— Begin Given records —

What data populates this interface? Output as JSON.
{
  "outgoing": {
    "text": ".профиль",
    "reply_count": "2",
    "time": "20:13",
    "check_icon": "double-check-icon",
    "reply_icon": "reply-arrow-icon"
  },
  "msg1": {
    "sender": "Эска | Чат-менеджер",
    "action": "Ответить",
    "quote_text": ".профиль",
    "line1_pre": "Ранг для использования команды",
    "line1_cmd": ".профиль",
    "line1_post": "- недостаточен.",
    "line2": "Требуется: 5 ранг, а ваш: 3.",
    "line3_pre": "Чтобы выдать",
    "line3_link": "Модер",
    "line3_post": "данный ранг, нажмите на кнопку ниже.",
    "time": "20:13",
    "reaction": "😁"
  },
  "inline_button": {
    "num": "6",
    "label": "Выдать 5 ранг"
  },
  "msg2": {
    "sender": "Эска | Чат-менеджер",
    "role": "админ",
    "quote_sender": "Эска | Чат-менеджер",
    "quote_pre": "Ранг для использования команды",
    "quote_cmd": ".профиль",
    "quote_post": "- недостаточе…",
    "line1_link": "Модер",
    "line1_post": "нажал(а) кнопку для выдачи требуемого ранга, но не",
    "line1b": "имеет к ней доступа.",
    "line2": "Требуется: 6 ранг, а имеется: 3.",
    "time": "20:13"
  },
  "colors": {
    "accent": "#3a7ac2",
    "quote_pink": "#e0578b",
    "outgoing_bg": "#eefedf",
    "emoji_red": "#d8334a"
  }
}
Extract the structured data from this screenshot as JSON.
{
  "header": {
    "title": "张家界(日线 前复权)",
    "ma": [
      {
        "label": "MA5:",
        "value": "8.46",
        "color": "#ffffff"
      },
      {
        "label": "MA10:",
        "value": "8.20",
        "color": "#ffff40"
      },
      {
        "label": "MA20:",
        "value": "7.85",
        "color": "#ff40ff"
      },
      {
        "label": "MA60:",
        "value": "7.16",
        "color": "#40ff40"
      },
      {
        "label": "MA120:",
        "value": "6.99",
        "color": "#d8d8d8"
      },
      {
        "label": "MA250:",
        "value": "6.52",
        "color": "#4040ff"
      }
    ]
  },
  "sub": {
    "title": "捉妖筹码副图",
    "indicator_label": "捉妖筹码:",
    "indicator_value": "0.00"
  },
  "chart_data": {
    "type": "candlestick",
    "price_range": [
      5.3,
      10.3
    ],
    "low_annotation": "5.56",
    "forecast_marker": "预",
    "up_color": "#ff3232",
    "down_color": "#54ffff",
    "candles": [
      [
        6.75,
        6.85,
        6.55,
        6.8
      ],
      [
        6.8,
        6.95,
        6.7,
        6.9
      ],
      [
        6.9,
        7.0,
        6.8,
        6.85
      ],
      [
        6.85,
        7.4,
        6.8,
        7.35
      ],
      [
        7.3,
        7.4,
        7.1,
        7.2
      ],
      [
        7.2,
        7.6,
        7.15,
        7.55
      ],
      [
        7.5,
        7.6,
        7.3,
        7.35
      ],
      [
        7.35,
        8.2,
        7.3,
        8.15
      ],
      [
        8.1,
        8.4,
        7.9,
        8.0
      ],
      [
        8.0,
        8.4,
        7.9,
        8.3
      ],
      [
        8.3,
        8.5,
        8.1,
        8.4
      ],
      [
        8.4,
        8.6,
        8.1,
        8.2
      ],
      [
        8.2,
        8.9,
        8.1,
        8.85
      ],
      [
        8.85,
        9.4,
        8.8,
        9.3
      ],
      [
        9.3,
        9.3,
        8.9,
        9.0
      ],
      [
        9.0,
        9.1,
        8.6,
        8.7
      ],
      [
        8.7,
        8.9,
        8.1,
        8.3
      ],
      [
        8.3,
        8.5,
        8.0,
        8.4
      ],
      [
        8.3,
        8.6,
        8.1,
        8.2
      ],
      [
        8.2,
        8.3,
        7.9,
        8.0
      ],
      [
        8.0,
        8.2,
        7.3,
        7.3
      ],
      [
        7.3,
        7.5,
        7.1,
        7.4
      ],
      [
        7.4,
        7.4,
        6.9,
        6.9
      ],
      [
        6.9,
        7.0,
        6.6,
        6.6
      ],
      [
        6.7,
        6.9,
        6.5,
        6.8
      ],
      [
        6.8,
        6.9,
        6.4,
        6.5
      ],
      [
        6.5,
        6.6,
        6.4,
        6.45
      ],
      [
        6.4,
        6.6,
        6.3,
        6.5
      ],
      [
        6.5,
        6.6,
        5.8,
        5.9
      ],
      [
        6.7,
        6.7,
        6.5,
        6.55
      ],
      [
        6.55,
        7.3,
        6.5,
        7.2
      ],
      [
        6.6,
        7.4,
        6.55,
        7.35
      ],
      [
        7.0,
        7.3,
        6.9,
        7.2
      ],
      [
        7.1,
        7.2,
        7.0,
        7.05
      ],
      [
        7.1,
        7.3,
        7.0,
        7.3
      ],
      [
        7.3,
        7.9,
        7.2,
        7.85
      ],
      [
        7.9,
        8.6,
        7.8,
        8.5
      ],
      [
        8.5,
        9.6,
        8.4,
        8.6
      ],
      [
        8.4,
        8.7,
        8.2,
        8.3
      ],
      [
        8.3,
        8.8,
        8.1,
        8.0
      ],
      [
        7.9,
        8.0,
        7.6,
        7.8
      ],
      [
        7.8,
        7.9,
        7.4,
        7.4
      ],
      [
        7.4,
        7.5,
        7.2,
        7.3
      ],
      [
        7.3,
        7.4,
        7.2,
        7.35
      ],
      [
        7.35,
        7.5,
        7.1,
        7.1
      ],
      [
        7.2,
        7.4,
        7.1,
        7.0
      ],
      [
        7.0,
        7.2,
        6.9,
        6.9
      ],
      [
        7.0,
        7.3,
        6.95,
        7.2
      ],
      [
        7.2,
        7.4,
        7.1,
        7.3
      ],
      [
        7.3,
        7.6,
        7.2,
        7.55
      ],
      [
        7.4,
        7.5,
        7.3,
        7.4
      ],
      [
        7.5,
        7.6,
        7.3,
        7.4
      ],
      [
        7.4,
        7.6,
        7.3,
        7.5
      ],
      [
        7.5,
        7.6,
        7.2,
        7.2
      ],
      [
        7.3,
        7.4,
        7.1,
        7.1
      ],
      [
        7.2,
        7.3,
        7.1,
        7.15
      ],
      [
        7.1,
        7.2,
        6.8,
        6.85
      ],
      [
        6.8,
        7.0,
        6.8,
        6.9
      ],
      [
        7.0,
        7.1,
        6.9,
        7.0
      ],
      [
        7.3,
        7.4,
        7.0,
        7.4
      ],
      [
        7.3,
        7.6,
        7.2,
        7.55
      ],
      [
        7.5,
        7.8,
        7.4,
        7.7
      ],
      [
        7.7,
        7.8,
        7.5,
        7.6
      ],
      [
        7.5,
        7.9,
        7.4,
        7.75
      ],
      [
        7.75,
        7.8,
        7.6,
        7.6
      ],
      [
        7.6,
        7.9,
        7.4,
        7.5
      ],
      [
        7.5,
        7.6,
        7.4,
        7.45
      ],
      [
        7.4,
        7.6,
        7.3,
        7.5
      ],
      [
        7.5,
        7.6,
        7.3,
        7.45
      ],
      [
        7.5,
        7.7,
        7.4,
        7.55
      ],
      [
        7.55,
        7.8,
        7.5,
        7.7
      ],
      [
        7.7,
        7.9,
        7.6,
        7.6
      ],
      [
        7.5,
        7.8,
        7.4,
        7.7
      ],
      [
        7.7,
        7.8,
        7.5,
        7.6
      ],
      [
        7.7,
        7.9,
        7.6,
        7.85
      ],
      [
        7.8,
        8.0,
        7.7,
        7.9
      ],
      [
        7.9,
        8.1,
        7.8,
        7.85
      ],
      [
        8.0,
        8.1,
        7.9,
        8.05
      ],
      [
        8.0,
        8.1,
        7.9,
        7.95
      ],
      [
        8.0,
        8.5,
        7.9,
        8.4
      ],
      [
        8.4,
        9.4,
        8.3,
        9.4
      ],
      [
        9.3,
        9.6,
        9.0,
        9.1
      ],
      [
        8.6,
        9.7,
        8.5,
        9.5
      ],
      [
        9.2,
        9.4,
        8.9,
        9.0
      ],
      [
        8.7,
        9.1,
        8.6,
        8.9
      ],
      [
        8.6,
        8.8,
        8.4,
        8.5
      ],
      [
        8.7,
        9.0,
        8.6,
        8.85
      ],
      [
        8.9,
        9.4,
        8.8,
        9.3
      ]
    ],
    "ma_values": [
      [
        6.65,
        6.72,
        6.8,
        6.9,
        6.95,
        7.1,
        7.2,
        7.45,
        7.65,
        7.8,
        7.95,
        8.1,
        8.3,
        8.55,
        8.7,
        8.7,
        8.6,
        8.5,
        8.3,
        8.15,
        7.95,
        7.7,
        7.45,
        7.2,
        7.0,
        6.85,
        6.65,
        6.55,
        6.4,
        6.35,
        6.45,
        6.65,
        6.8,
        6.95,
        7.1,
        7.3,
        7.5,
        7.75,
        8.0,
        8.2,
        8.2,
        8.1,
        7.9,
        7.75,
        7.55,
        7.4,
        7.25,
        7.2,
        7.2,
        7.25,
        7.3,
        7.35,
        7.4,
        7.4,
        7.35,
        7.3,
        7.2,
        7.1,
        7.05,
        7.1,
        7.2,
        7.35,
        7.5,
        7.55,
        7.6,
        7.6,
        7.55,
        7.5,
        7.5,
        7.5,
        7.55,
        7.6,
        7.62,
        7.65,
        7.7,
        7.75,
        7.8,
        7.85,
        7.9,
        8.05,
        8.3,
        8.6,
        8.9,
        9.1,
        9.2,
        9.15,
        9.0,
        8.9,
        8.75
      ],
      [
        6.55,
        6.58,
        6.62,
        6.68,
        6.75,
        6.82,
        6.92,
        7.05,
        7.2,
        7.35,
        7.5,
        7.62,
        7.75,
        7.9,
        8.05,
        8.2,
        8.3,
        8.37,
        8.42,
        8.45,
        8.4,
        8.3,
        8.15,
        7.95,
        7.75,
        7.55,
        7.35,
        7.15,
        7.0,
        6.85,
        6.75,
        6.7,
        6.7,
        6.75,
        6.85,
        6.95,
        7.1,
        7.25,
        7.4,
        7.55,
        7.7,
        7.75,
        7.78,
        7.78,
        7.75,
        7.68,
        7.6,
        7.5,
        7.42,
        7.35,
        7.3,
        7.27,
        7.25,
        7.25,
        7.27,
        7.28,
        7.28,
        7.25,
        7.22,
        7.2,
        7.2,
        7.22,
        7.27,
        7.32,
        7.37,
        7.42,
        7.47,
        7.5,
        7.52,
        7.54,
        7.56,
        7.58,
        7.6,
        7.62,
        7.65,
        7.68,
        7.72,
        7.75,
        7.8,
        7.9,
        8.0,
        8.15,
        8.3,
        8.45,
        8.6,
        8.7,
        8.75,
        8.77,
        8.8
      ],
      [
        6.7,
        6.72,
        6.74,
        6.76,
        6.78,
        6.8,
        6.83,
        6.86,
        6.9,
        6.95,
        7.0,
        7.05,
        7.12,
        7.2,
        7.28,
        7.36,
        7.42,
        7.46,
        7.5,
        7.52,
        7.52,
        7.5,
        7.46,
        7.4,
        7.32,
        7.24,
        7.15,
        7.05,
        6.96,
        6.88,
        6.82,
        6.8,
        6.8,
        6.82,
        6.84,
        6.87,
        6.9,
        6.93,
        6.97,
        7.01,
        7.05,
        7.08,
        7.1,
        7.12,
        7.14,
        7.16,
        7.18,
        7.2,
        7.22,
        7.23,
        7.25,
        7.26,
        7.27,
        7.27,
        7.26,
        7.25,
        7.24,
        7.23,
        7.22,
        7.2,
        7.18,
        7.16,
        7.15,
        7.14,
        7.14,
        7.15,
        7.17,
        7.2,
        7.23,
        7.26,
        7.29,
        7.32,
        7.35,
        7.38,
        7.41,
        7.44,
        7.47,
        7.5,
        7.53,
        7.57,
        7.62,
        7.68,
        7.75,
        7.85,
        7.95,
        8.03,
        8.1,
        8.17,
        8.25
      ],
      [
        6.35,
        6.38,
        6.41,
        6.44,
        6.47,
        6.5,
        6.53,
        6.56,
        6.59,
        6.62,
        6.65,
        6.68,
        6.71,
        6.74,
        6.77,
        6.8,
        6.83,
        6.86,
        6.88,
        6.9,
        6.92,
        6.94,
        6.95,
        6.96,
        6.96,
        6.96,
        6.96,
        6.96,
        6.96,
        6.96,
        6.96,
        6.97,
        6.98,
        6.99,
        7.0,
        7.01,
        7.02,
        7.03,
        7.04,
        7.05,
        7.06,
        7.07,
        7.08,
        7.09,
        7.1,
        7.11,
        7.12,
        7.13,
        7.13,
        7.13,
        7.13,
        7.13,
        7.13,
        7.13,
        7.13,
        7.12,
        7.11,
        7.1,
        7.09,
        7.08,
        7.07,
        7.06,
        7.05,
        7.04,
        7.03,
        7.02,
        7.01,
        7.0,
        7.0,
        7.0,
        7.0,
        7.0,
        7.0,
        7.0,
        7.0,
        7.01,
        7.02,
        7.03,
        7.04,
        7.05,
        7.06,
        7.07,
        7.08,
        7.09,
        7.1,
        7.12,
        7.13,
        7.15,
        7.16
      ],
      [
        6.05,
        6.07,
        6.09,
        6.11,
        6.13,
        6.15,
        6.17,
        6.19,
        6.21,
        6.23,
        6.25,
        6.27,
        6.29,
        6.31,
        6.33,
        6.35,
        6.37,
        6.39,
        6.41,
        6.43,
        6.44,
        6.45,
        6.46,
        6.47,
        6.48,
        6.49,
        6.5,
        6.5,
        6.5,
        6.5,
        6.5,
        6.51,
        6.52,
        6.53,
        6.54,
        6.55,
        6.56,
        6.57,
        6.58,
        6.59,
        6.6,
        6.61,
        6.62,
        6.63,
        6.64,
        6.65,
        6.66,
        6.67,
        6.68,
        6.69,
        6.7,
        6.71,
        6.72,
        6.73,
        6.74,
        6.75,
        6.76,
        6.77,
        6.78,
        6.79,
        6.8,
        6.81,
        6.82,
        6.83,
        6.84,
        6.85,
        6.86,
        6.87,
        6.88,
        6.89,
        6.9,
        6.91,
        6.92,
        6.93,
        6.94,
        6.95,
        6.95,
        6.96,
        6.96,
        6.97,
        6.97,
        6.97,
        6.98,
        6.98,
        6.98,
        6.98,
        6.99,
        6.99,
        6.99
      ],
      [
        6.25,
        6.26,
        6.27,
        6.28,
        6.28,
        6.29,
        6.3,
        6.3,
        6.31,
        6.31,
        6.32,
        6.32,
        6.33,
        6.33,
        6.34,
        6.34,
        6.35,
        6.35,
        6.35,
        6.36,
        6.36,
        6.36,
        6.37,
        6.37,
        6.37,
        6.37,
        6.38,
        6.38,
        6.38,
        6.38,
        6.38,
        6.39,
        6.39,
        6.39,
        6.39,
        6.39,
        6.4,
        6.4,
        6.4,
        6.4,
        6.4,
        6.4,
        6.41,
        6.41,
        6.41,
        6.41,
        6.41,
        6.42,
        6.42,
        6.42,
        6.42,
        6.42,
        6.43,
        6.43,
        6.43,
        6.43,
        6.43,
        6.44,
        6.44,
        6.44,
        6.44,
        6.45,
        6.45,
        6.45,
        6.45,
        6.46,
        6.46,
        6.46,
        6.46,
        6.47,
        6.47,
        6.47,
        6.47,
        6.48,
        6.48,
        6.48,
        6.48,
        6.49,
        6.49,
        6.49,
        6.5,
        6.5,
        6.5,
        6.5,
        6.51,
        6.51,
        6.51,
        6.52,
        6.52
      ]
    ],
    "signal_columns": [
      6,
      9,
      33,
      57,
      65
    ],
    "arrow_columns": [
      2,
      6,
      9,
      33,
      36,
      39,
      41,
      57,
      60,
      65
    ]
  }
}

— End Given records —

The task: Only a number is wanted: how many lines above include "кнопку"?

Answer for the task: 2